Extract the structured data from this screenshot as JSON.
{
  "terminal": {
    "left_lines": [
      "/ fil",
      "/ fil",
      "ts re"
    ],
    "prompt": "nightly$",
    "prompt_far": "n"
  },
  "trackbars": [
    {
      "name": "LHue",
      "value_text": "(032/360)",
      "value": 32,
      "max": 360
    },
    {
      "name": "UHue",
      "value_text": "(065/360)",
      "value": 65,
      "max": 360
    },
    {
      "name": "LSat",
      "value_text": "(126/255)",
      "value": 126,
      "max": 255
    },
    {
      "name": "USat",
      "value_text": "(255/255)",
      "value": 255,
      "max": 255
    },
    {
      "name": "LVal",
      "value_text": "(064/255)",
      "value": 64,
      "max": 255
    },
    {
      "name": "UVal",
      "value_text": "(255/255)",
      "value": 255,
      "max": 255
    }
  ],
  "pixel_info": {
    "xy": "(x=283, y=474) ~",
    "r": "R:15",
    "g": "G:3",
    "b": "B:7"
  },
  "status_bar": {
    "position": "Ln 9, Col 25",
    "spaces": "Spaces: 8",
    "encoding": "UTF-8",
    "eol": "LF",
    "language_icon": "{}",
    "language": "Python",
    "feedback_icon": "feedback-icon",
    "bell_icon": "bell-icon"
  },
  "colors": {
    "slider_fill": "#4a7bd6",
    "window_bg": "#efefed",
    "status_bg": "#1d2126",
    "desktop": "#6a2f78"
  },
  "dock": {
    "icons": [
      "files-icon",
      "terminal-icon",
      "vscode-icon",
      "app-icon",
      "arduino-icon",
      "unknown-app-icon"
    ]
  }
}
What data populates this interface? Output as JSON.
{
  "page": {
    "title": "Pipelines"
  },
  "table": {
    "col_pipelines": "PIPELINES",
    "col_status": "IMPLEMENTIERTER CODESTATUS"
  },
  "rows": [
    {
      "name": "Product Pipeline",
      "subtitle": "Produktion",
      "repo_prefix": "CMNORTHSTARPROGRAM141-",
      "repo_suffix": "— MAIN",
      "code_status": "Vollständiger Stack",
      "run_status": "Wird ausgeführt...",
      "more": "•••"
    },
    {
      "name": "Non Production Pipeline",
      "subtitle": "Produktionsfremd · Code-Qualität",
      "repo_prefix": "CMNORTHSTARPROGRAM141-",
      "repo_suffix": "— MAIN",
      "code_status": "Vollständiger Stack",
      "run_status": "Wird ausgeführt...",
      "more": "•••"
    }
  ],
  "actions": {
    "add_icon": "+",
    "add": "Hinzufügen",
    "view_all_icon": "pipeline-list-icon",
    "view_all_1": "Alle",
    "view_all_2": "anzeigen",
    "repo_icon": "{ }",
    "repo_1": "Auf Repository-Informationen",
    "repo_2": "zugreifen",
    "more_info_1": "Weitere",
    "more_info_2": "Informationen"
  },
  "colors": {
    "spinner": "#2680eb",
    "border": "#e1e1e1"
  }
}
◆ ◆ ◆
### [Short problem]
Write out only what runs from the line holding "What data populates" through the last line of the records, exactly as shown.

### [Final result]
What data populates this interface? Output as JSON.
{
  "page": {
    "title": "Pipelines"
  },
  "table": {
    "col_pipelines": "PIPELINES",
    "col_status": "IMPLEMENTIERTER CODESTATUS"
  },
  "rows": [
    {
      "name": "Product Pipeline",
      "subtitle": "Produktion",
      "repo_prefix": "CMNORTHSTARPROGRAM141-",
      "repo_suffix": "— MAIN",
      "code_status": "Vollständiger Stack",
      "run_status": "Wird ausgeführt...",
      "more": "•••"
    },
    {
      "name": "Non Production Pipeline",
      "subtitle": "Produktionsfremd · Code-Qualität",
      "repo_prefix": "CMNORTHSTARPROGRAM141-",
      "repo_suffix": "— MAIN",
      "code_status": "Vollständiger Stack",
      "run_status": "Wird ausgeführt...",
      "more": "•••"
    }
  ],
  "actions": {
    "add_icon": "+",
    "add": "Hinzufügen",
    "view_all_icon": "pipeline-list-icon",
    "view_all_1": "Alle",
    "view_all_2": "anzeigen",
    "repo_icon": "{ }",
    "repo_1": "Auf Repository-Informationen",
    "repo_2": "zugreifen",
    "more_info_1": "Weitere",
    "more_info_2": "Informationen"
  },
  "colors": {
    "spinner": "#2680eb",
    "border": "#e1e1e1"
  }
}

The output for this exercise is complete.